Start of Records

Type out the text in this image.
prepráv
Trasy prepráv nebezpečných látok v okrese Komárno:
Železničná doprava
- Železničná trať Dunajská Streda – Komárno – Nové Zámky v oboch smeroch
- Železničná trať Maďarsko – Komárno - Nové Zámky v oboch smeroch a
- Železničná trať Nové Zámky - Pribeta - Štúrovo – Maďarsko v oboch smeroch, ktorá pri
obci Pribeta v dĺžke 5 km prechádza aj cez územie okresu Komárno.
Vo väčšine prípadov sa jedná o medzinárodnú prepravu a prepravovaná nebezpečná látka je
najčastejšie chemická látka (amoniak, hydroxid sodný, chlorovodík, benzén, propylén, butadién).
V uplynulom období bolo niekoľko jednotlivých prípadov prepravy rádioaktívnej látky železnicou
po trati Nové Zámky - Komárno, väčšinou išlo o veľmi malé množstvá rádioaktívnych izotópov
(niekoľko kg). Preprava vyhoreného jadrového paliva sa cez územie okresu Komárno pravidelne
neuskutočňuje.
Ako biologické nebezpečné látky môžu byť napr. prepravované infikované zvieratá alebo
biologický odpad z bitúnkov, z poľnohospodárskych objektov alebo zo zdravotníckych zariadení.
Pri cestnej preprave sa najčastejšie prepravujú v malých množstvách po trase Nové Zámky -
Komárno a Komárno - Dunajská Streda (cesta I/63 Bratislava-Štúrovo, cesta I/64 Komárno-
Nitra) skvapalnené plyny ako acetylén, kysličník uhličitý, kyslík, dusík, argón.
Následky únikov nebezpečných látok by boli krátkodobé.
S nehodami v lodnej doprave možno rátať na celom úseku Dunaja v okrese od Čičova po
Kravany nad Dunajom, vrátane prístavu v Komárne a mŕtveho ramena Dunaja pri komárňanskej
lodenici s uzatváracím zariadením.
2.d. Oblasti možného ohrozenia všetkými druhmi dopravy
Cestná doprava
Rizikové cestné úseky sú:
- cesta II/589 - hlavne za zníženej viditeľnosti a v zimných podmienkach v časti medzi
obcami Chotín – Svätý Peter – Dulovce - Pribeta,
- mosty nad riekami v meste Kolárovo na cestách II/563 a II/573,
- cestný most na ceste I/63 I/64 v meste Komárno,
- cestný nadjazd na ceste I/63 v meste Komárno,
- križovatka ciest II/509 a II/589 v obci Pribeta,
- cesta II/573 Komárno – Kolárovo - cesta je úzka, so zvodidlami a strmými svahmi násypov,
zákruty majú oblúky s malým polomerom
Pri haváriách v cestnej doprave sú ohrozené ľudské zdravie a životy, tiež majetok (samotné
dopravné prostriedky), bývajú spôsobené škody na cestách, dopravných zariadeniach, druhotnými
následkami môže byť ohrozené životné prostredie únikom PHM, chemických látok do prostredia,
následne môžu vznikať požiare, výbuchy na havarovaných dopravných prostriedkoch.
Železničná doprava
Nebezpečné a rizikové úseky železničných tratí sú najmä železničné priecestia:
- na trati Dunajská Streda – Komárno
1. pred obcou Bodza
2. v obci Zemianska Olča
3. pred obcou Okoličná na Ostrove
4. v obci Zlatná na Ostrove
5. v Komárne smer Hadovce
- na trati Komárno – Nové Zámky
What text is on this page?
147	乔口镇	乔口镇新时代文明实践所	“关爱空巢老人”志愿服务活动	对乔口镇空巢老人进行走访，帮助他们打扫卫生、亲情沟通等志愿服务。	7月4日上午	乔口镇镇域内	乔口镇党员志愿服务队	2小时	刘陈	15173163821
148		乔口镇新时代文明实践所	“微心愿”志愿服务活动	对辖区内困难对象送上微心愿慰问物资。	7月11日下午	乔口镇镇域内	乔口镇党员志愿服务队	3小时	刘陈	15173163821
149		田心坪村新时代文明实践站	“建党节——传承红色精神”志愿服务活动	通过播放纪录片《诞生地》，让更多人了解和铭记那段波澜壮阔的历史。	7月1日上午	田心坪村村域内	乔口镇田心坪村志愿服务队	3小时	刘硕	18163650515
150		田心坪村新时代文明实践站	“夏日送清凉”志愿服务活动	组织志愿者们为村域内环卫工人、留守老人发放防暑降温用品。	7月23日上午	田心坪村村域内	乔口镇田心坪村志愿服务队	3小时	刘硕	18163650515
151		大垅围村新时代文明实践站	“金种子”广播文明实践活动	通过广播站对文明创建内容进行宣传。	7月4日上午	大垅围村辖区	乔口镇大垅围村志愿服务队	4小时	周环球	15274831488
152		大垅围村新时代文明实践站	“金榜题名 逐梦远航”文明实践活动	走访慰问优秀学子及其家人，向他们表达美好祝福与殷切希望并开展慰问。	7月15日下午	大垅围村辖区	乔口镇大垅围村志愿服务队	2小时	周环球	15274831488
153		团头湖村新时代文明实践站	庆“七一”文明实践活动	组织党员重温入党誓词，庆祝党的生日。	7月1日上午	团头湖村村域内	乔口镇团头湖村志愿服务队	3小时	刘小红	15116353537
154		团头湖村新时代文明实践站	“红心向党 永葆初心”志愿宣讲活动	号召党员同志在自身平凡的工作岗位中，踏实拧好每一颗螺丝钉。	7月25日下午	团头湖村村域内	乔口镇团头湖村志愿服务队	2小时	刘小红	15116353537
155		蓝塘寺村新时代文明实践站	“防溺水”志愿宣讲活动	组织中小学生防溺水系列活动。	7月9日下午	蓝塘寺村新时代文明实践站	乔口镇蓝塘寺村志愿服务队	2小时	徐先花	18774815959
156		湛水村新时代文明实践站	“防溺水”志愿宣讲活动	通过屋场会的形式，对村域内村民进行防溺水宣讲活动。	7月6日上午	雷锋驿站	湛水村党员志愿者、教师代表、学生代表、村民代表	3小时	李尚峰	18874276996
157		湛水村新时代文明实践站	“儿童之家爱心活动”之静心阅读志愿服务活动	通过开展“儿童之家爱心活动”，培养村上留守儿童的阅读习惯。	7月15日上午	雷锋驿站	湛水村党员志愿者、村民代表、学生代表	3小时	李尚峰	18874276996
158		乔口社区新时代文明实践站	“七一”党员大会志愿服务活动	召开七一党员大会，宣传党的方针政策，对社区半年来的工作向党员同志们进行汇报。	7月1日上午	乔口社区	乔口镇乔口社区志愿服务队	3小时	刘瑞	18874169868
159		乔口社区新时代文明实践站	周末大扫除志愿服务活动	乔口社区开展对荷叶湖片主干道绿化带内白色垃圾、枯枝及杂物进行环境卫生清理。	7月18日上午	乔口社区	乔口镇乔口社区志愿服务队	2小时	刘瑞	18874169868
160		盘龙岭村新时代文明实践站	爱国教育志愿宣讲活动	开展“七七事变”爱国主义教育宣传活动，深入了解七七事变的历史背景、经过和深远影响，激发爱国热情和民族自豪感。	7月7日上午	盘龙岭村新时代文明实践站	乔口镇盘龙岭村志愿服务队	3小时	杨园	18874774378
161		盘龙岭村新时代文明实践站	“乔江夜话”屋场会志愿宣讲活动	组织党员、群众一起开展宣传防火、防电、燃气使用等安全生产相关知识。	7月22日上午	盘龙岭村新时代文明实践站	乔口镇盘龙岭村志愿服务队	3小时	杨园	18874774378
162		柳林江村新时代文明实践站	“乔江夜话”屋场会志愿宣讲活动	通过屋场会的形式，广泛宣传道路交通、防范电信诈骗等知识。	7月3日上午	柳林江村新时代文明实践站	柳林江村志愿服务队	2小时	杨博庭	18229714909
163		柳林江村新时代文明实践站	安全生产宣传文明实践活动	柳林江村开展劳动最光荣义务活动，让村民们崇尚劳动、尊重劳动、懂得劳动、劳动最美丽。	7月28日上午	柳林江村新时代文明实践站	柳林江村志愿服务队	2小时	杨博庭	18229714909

End of Records

# What you are asked to do:
Repeat all the records. Match each line exactly.

# Finished task:
Type out the text in this image.
prepráv
Trasy prepráv nebezpečných látok v okrese Komárno:
Železničná doprava
- Železničná trať Dunajská Streda – Komárno – Nové Zámky v oboch smeroch
- Železničná trať Maďarsko – Komárno - Nové Zámky v oboch smeroch a
- Železničná trať Nové Zámky - Pribeta - Štúrovo – Maďarsko v oboch smeroch, ktorá pri
obci Pribeta v dĺžke 5 km prechádza aj cez územie okresu Komárno.
Vo väčšine prípadov sa jedná o medzinárodnú prepravu a prepravovaná nebezpečná látka je
najčastejšie chemická látka (amoniak, hydroxid sodný, chlorovodík, benzén, propylén, butadién).
V uplynulom období bolo niekoľko jednotlivých prípadov prepravy rádioaktívnej látky železnicou
po trati Nové Zámky - Komárno, väčšinou išlo o veľmi malé množstvá rádioaktívnych izotópov
(niekoľko kg). Preprava vyhoreného jadrového paliva sa cez územie okresu Komárno pravidelne
neuskutočňuje.
Ako biologické nebezpečné látky môžu byť napr. prepravované infikované zvieratá alebo
biologický odpad z bitúnkov, z poľnohospodárskych objektov alebo zo zdravotníckych zariadení.
Pri cestnej preprave sa najčastejšie prepravujú v malých množstvách po trase Nové Zámky -
Komárno a Komárno - Dunajská Streda (cesta I/63 Bratislava-Štúrovo, cesta I/64 Komárno-
Nitra) skvapalnené plyny ako acetylén, kysličník uhličitý, kyslík, dusík, argón.
Následky únikov nebezpečných látok by boli krátkodobé.
S nehodami v lodnej doprave možno rátať na celom úseku Dunaja v okrese od Čičova po
Kravany nad Dunajom, vrátane prístavu v Komárne a mŕtveho ramena Dunaja pri komárňanskej
lodenici s uzatváracím zariadením.
2.d. Oblasti možného ohrozenia všetkými druhmi dopravy
Cestná doprava
Rizikové cestné úseky sú:
- cesta II/589 - hlavne za zníženej viditeľnosti a v zimných podmienkach v časti medzi
obcami Chotín – Svätý Peter – Dulovce - Pribeta,
- mosty nad riekami v meste Kolárovo na cestách II/563 a II/573,
- cestný most na ceste I/63 I/64 v meste Komárno,
- cestný nadjazd na ceste I/63 v meste Komárno,
- križovatka ciest II/509 a II/589 v obci Pribeta,
- cesta II/573 Komárno – Kolárovo - cesta je úzka, so zvodidlami a strmými svahmi násypov,
zákruty majú oblúky s malým polomerom
Pri haváriách v cestnej doprave sú ohrozené ľudské zdravie a životy, tiež majetok (samotné
dopravné prostriedky), bývajú spôsobené škody na cestách, dopravných zariadeniach, druhotnými
následkami môže byť ohrozené životné prostredie únikom PHM, chemických látok do prostredia,
následne môžu vznikať požiare, výbuchy na havarovaných dopravných prostriedkoch.
Železničná doprava
Nebezpečné a rizikové úseky železničných tratí sú najmä železničné priecestia:
- na trati Dunajská Streda – Komárno
1. pred obcou Bodza
2. v obci Zemianska Olča
3. pred obcou Okoličná na Ostrove
4. v obci Zlatná na Ostrove
5. v Komárne smer Hadovce
- na trati Komárno – Nové Zámky
What text is on this page?
147	乔口镇	乔口镇新时代文明实践所	“关爱空巢老人”志愿服务活动	对乔口镇空巢老人进行走访，帮助他们打扫卫生、亲情沟通等志愿服务。	7月4日上午	乔口镇镇域内	乔口镇党员志愿服务队	2小时	刘陈	15173163821
148		乔口镇新时代文明实践所	“微心愿”志愿服务活动	对辖区内困难对象送上微心愿慰问物资。	7月11日下午	乔口镇镇域内	乔口镇党员志愿服务队	3小时	刘陈	15173163821
149		田心坪村新时代文明实践站	“建党节——传承红色精神”志愿服务活动	通过播放纪录片《诞生地》，让更多人了解和铭记那段波澜壮阔的历史。	7月1日上午	田心坪村村域内	乔口镇田心坪村志愿服务队	3小时	刘硕	18163650515
150		田心坪村新时代文明实践站	“夏日送清凉”志愿服务活动	组织志愿者们为村域内环卫工人、留守老人发放防暑降温用品。	7月23日上午	田心坪村村域内	乔口镇田心坪村志愿服务队	3小时	刘硕	18163650515
151		大垅围村新时代文明实践站	“金种子”广播文明实践活动	通过广播站对文明创建内容进行宣传。	7月4日上午	大垅围村辖区	乔口镇大垅围村志愿服务队	4小时	周环球	15274831488
152		大垅围村新时代文明实践站	“金榜题名 逐梦远航”文明实践活动	走访慰问优秀学子及其家人，向他们表达美好祝福与殷切希望并开展慰问。	7月15日下午	大垅围村辖区	乔口镇大垅围村志愿服务队	2小时	周环球	15274831488
153		团头湖村新时代文明实践站	庆“七一”文明实践活动	组织党员重温入党誓词，庆祝党的生日。	7月1日上午	团头湖村村域内	乔口镇团头湖村志愿服务队	3小时	刘小红	15116353537
154		团头湖村新时代文明实践站	“红心向党 永葆初心”志愿宣讲活动	号召党员同志在自身平凡的工作岗位中，踏实拧好每一颗螺丝钉。	7月25日下午	团头湖村村域内	乔口镇团头湖村志愿服务队	2小时	刘小红	15116353537
155		蓝塘寺村新时代文明实践站	“防溺水”志愿宣讲活动	组织中小学生防溺水系列活动。	7月9日下午	蓝塘寺村新时代文明实践站	乔口镇蓝塘寺村志愿服务队	2小时	徐先花	18774815959
156		湛水村新时代文明实践站	“防溺水”志愿宣讲活动	通过屋场会的形式，对村域内村民进行防溺水宣讲活动。	7月6日上午	雷锋驿站	湛水村党员志愿者、教师代表、学生代表、村民代表	3小时	李尚峰	18874276996
157		湛水村新时代文明实践站	“儿童之家爱心活动”之静心阅读志愿服务活动	通过开展“儿童之家爱心活动”，培养村上留守儿童的阅读习惯。	7月15日上午	雷锋驿站	湛水村党员志愿者、村民代表、学生代表	3小时	李尚峰	18874276996
158		乔口社区新时代文明实践站	“七一”党员大会志愿服务活动	召开七一党员大会，宣传党的方针政策，对社区半年来的工作向党员同志们进行汇报。	7月1日上午	乔口社区	乔口镇乔口社区志愿服务队	3小时	刘瑞	18874169868
159		乔口社区新时代文明实践站	周末大扫除志愿服务活动	乔口社区开展对荷叶湖片主干道绿化带内白色垃圾、枯枝及杂物进行环境卫生清理。	7月18日上午	乔口社区	乔口镇乔口社区志愿服务队	2小时	刘瑞	18874169868
160		盘龙岭村新时代文明实践站	爱国教育志愿宣讲活动	开展“七七事变”爱国主义教育宣传活动，深入了解七七事变的历史背景、经过和深远影响，激发爱国热情和民族自豪感。	7月7日上午	盘龙岭村新时代文明实践站	乔口镇盘龙岭村志愿服务队	3小时	杨园	18874774378
161		盘龙岭村新时代文明实践站	“乔江夜话”屋场会志愿宣讲活动	组织党员、群众一起开展宣传防火、防电、燃气使用等安全生产相关知识。	7月22日上午	盘龙岭村新时代文明实践站	乔口镇盘龙岭村志愿服务队	3小时	杨园	18874774378
162		柳林江村新时代文明实践站	“乔江夜话”屋场会志愿宣讲活动	通过屋场会的形式，广泛宣传道路交通、防范电信诈骗等知识。	7月3日上午	柳林江村新时代文明实践站	柳林江村志愿服务队	2小时	杨博庭	18229714909
163		柳林江村新时代文明实践站	安全生产宣传文明实践活动	柳林江村开展劳动最光荣义务活动，让村民们崇尚劳动、尊重劳动、懂得劳动、劳动最美丽。	7月28日上午	柳林江村新时代文明实践站	柳林江村志愿服务队	2小时	杨博庭	18229714909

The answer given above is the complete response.